On 07/31/2015 09:28 AM, zhanghailiang wrote:
On 2015/7/31 9:08, Yang Hongyang wrote:


On 07/31/2015 01:53 AM, Dr. David Alan Gilbert wrote:
* Yang Hongyang (address@hidden) wrote:


On 07/30/2015 09:59 PM, Dr. David Alan Gilbert wrote:
* zhanghailiang (address@hidden) wrote:
On 2015/7/30 20:30, Dr. David Alan Gilbert wrote:
* Gonglei (address@hidden) wrote:
On 2015/7/30 19:56, Dr. David Alan Gilbert wrote:
* Jason Wang (address@hidden) wrote:


On 07/30/2015 04:03 PM, Dr. David Alan Gilbert wrote:
* Dong, Eddie (address@hidden) wrote:
A question here, the packet comparing may be very tricky. For
example,
some protocol use random data to generate unpredictable id or
something else. One example is ipv6_select_ident() in Linux. So COLO
needs a mechanism to make sure PVM and SVM can generate same random
data?
Good question, the random data connection is a big problem for
COLO. At
present, it will trigger checkpoint processing because of the
different random
data.
I don't think any mechanisms can assure two different machines
generate the
same random data. If you have any ideas, pls tell us :)

Frequent checkpoint can handle this scenario, but maybe will cause the
performance poor. :(

The assumption is that, after VM checkpoint, SVM and PVM have
identical internal state, so the pattern used to generate random
data has high possibility to generate identical data at short time,
at least...
They do diverge pretty quickly though; I have simple examples which
reliably cause a checkpoint because of simple randomness in
applications.

Dave


And it will become even worse if hwrng is used in guest.

Yes; it seems quite application dependent;  (on IPv4) an ssh connection,
once established, tends to work well without triggering checkpoints;
and static web pages also work well.  Examples of things that do cause
more checkpoints are, displaying guest statistics (e.g. running top
in that ssh) which is timing dependent, and dynamically generated
web pages that include a unique ID (bugzilla's password reset link in
it's front page was a fun one), I think also establishing
new encrypted connections cause the same randomness.

However, it's worth remembering that COLO is trying to reduce the
number of checkpoints compared to a simple checkpointing world
which would be aiming to do a checkpoint ~100 times a second,
and for compute bound workloads, or ones that don't expose
the randomness that much, it can get checkpoints of a few seconds
in length which greatly reduces the overhead.


Yes. That's the truth.
We can set two different modes for different scenarios. Maybe Named
1) frequent checkpoint mode for multi-connections and randomness scenarios
and 2) non-frequent checkpoint mode for other scenarios.

But that's the next plan, we are thinking about that.

I have some code that tries to automatically switch between those;
it measures the checkpoint lengths, and if they're consistently short
it sends a different message byte to the secondary at the start of the
checkpoint, so that it doesn't bother running.   Every so often it
then flips back to a COLO checkpoint to see if the checkpoints
are still really fast.


Do you mean if there are consistent checkpoint requests, not do checkpoint
but just send a special message to SVM?
Resume to common COLO mode until the checkpoint lengths is so not short ?

   We still have to do checkpoints, but we send a special message to the
SVM so that
the SVM just takes the checkpoint but does not run.

------------------------------------

Written instruction: Proceed with the email discussion of COLO checkpointing above, continuing it from its final sentence.

Stored items from a collection:
------------------------------------

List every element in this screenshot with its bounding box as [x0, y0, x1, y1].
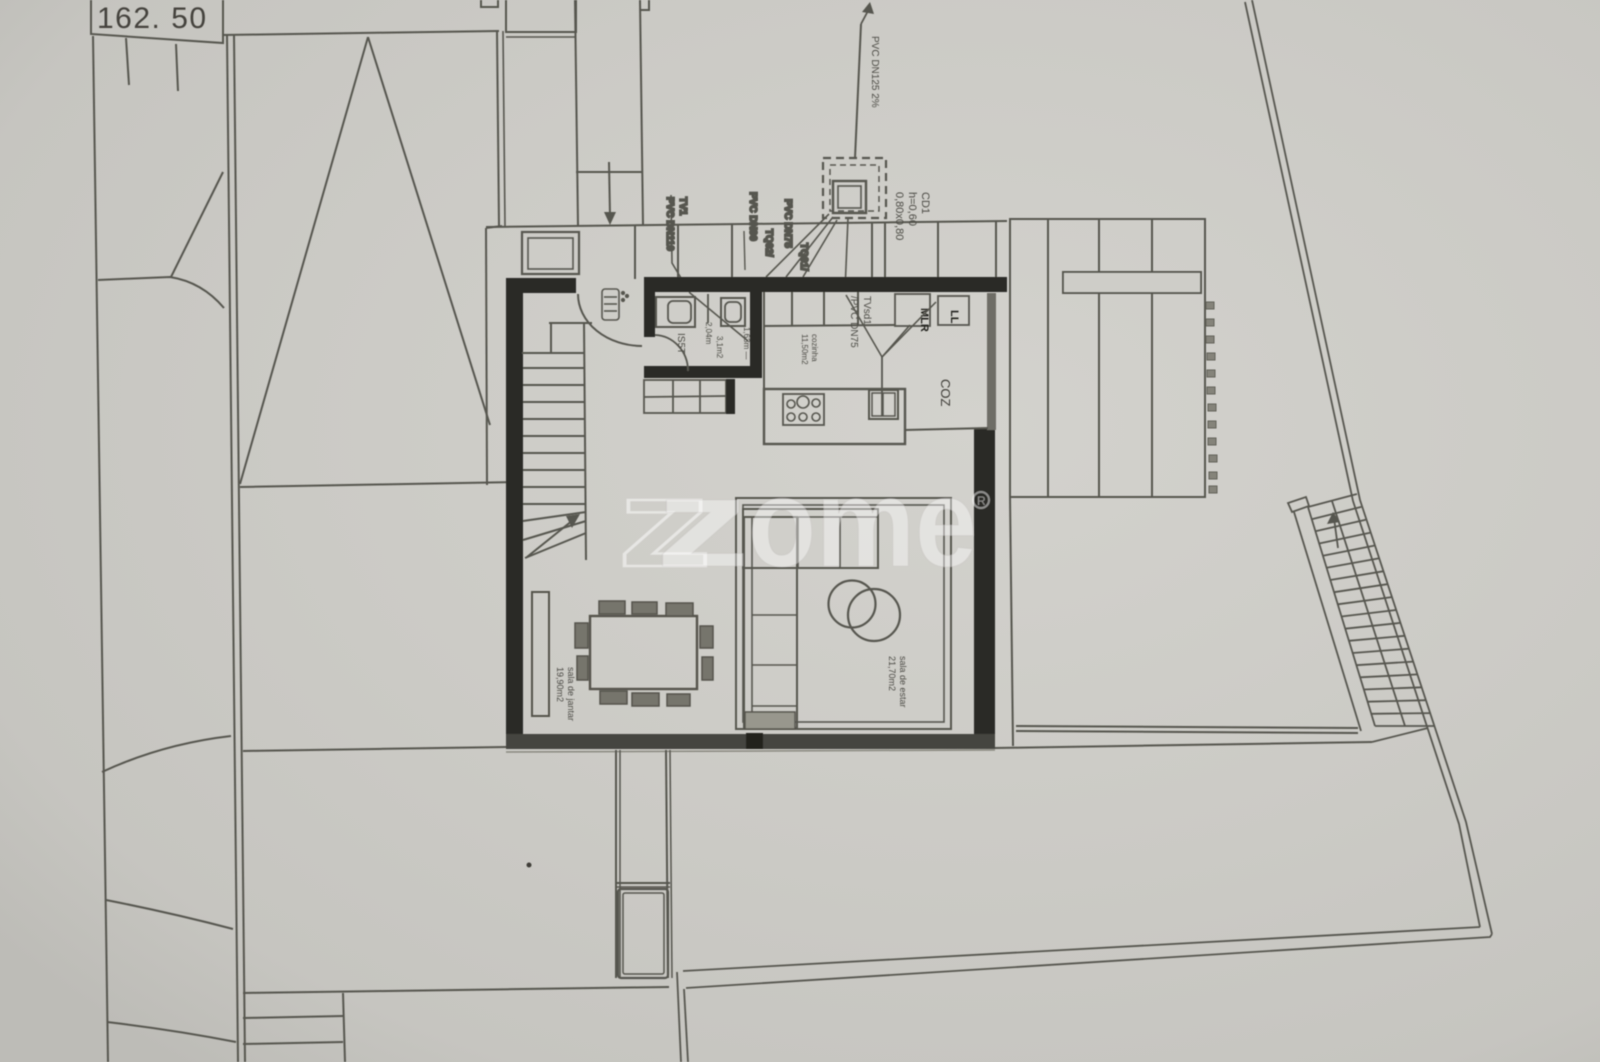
svg-text:ome: ome	[748, 454, 977, 593]
svg-text:PVC DN90: PVC DN90	[747, 192, 758, 241]
svg-text:PVC DN125 2%: PVC DN125 2%	[869, 36, 880, 108]
svg-text:2,04m: 2,04m	[704, 322, 713, 345]
svg-text:R: R	[977, 494, 986, 508]
svg-text:cozinha11,50m2: cozinha11,50m2	[800, 334, 819, 365]
svg-text:LL: LL	[948, 310, 960, 324]
svg-text:162. 50: 162. 50	[97, 2, 208, 35]
svg-text:TQ01/: TQ01/	[798, 243, 809, 271]
svg-text:3,1m2: 3,1m2	[715, 336, 724, 359]
svg-text:TQ02/: TQ02/	[763, 229, 774, 257]
svg-text:1,63m —: 1,63m —	[742, 327, 751, 359]
svg-text:z: z	[655, 454, 750, 593]
svg-text:COZ: COZ	[938, 379, 953, 407]
svg-text:PVC DN75: PVC DN75	[782, 199, 793, 248]
svg-text:IS5T: IS5T	[675, 333, 686, 354]
svg-text:MLR: MLR	[918, 308, 930, 332]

------------------------------------

The answer:
   I'll send the code after I've updated it to your current version; but it's
quite rough/experimental.

It works something like

  -----------run PVM     run SVM
      COLO     <long gap>
      mode       miscompare
                 checkpoint
  -----------run PVM     run SVM
      COLO     <short gap>
      mode       miscompare
                 checkpoint
  -----------run PVM     run SVM
      COLO     <short gap>
      mode       miscompare         < After a few short runs
                 checkpoint
  -----------run PVM     SVM idle   \
    Passive    <fixed delay>        |  - repeat 'n' times
      mode       checkpoint         /
  -----------run PVM     run SVM
      COLO     <short gap>          < Still a short gap
      mode       miscompare
  -----------run PVM     SVM idle   \
    Passive    <fixed delay>        |  - repeat 'n' times
      mode       checkpoint         /
  -----------run PVM     run SVM
      COLO     <long gap>          < long gap now, stay in COLO
      mode       miscompare
                 checkpoint
  -----------run PVM     run SVM
      COLO     <long gap>
      mode       miscompare
                 checkpoint

So it saves the CPU time on the SVM, and the comparison traffic, and is
automatic at switching into the passive mode.

It used to be more useful, but your minimum COLO run time that you
added a few versions ago helps a lot in the cases where there are miscompares,
and the delay after the miscompare before you take the checkpoint also helps
in the case where the data is very random.

This is great! This is exactly what we were thinking about, when random
scenario will fallback to MC/Remus like FT. Thank you very much!
I have a question, do you also modify colo-proxy kernel module? because
in the fixed checkpoint mode, I think we need to buffer the network
packets, and release them at checkpoint.

Yes, we do need to buffer and release them at the end, but I've not modified
colo-proxy so far.  Doesn't the current code on PMY already need to buffer
packets
that are generated after the first miscompare

Yes, they are buffered,

and before the checkpoint and
then release them at the checkpoint?

but will be release only if the packets compare returns identical. so in order
to support this fallback mode, we need to modify it to release the packets at
the checkpoint, there won't be too much code though.


No, when do checkpoint, we will send all the residual queued packets.
So it is already supported.

Great, my memory is wrong, sorry...



Dave



Dave


Thanks.

Dave


Regards,
-Gonglei

--
Dr. David Alan Gilbert / address@hidden / Manchester, UK

.



--
Dr. David Alan Gilbert / address@hidden / Manchester, UK
.


--
Thanks,
Yang.
--
Dr. David Alan Gilbert / address@hidden / Manchester, UK
.




.


--
Thanks,
Yang.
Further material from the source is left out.